Collected data entries
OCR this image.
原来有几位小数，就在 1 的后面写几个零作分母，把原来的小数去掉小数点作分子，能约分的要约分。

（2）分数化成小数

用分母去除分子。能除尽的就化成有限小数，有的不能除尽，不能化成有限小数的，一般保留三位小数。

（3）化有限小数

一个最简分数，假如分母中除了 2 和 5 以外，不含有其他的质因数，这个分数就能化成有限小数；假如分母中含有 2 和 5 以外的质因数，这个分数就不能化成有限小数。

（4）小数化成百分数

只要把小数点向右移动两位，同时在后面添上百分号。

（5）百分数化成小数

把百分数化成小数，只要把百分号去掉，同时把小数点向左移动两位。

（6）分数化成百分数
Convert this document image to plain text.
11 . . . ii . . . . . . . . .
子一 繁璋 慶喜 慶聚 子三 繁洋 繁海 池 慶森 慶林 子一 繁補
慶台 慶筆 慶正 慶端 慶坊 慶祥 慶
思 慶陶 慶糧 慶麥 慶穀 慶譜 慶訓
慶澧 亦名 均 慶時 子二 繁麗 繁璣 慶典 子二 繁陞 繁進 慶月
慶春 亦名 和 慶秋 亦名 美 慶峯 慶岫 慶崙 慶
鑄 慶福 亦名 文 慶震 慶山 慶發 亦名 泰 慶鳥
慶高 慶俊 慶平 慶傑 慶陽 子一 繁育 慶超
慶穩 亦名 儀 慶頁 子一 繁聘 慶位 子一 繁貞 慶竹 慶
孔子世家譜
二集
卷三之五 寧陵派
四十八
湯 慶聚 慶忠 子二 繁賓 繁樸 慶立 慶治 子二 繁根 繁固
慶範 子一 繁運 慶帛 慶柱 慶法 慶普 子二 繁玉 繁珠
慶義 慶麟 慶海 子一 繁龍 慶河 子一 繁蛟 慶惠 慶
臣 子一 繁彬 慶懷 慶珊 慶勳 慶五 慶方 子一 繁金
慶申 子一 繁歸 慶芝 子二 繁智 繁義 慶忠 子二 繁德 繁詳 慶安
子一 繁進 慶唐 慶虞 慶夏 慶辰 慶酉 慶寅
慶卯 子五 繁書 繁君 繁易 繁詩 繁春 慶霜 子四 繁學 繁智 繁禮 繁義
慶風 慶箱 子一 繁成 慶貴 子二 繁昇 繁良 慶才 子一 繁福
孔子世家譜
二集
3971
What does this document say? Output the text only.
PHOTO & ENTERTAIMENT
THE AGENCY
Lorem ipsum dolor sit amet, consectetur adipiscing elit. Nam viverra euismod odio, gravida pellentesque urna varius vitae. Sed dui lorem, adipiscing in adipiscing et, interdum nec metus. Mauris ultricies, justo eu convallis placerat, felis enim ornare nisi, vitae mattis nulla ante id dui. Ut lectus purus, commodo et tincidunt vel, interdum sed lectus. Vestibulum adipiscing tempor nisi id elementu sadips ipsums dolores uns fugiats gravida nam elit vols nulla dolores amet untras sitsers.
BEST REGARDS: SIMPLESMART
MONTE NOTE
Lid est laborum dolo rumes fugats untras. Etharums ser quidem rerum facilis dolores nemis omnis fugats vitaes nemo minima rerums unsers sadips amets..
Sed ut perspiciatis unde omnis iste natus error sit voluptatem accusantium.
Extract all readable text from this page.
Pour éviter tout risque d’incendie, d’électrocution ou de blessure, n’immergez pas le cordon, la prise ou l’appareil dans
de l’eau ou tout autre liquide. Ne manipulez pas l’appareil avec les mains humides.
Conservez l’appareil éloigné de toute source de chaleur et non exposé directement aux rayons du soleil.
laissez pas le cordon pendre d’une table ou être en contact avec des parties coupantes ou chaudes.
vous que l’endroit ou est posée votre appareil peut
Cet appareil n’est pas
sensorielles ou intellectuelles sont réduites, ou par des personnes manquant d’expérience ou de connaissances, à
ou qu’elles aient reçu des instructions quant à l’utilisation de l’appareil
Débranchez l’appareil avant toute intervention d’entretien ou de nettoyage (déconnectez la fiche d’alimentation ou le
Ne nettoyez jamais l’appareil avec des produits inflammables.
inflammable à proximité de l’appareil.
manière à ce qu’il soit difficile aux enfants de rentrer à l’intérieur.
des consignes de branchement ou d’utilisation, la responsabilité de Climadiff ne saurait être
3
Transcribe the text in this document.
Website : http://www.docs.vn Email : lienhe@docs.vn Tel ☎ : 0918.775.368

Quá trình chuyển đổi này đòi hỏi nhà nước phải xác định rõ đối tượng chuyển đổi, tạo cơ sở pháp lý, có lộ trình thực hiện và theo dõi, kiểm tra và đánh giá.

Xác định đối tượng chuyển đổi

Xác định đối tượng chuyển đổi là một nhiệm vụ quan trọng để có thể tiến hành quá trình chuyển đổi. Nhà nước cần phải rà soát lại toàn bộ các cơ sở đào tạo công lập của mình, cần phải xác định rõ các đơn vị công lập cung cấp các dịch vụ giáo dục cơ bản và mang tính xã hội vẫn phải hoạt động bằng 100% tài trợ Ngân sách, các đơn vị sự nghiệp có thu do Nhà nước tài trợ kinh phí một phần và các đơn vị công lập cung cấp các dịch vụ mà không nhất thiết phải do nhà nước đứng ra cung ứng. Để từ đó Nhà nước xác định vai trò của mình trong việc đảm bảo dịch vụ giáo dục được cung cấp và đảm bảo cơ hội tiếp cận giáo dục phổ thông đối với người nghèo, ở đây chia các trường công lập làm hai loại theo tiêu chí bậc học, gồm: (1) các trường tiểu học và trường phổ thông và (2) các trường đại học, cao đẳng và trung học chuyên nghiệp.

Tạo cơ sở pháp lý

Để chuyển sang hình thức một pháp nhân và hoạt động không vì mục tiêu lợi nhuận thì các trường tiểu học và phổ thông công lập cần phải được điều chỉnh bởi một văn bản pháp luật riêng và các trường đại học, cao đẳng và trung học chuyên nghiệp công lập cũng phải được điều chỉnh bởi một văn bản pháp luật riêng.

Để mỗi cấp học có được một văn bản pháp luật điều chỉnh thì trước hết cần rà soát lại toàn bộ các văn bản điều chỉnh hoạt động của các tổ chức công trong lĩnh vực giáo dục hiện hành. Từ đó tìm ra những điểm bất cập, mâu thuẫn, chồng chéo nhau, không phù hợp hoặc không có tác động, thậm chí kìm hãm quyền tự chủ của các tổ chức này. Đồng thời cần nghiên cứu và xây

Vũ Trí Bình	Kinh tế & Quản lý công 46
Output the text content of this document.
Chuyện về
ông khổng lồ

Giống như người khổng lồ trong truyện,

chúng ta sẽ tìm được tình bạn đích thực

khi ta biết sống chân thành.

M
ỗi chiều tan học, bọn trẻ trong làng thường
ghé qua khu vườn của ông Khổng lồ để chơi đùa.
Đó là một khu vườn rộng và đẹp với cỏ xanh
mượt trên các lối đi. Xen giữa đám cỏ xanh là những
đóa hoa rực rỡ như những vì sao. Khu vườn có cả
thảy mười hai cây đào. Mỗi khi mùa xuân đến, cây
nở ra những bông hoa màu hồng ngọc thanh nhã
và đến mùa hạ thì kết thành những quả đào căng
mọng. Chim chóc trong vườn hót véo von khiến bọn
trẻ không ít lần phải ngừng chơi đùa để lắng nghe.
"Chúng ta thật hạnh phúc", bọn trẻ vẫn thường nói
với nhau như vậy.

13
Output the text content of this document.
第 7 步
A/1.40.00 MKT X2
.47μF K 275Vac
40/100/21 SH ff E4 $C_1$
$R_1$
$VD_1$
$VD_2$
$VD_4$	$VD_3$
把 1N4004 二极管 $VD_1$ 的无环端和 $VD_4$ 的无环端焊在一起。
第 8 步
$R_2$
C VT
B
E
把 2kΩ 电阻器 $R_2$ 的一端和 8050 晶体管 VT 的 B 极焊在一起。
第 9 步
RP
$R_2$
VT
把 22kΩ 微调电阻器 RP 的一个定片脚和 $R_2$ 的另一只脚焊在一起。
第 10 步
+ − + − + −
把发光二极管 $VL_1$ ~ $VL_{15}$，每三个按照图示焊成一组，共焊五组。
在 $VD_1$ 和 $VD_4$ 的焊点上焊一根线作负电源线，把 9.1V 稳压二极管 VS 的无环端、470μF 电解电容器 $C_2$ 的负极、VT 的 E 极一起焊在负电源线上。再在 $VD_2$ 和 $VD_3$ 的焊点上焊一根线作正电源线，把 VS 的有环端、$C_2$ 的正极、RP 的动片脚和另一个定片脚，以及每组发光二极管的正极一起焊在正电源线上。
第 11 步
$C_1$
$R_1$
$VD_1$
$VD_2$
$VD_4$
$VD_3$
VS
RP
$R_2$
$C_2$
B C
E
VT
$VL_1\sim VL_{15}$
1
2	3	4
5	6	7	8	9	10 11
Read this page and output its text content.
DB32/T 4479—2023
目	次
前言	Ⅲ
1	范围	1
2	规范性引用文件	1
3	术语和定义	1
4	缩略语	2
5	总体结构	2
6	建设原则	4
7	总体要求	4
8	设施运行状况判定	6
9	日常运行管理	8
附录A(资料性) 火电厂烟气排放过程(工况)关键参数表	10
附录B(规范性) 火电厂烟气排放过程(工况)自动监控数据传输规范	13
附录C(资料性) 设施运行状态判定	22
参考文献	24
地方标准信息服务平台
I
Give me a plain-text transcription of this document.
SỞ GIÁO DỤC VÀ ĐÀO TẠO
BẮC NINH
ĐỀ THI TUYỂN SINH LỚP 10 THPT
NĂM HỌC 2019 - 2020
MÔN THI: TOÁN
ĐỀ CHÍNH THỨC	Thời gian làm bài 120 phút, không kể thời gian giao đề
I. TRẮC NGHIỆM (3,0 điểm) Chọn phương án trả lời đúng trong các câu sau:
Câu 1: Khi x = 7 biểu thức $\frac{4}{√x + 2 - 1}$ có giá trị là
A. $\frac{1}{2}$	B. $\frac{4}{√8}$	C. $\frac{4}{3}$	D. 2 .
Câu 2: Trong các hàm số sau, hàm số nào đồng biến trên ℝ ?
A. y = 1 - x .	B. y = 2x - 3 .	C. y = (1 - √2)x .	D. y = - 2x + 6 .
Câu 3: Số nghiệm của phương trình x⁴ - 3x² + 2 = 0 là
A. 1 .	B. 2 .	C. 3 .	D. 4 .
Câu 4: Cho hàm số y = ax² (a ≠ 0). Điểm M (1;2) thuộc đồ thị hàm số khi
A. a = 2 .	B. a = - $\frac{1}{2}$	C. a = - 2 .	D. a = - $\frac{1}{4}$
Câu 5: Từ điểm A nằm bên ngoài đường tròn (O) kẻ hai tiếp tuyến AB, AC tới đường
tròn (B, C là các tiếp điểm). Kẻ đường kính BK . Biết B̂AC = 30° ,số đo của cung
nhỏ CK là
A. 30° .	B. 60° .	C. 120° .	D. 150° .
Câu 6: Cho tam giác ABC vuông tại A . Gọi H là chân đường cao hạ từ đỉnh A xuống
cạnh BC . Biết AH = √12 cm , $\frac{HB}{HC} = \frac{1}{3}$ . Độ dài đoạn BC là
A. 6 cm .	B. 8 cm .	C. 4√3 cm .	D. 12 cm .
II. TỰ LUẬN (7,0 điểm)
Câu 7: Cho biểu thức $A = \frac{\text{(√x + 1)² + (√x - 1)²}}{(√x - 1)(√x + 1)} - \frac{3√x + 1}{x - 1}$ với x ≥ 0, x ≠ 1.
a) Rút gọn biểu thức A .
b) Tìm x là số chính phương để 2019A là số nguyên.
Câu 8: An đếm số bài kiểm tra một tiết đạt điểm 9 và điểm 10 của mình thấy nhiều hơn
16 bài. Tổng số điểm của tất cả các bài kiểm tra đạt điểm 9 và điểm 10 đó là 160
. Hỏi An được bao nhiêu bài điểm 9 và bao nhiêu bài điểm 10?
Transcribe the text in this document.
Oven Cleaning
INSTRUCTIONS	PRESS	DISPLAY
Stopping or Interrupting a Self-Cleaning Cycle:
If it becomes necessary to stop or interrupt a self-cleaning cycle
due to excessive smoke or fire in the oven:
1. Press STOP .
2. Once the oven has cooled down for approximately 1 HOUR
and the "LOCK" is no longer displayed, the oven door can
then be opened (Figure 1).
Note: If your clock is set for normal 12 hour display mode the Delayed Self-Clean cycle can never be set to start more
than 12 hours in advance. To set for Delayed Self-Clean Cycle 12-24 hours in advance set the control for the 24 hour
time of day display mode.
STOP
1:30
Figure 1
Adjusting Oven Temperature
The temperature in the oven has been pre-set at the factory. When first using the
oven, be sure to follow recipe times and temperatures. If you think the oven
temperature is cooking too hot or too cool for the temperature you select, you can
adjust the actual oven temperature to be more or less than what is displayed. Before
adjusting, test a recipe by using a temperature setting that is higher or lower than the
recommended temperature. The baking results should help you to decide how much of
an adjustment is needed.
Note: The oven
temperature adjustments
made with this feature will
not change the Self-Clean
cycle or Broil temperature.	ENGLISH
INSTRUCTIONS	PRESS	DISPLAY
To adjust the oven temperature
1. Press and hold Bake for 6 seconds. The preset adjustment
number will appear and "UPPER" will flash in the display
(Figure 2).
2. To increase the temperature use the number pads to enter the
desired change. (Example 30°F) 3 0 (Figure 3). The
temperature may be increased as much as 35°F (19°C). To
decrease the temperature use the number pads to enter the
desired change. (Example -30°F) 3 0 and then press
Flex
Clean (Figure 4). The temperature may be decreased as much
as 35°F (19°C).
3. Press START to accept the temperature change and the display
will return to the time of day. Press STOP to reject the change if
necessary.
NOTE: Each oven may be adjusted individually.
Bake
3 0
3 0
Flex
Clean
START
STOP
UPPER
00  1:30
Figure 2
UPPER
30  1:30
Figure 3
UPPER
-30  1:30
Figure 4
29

▶ [AIM OF THE TASK]:
Count the lines in the records above that contain the word "biểu", and give only the number.

▶ [REPLY]:
3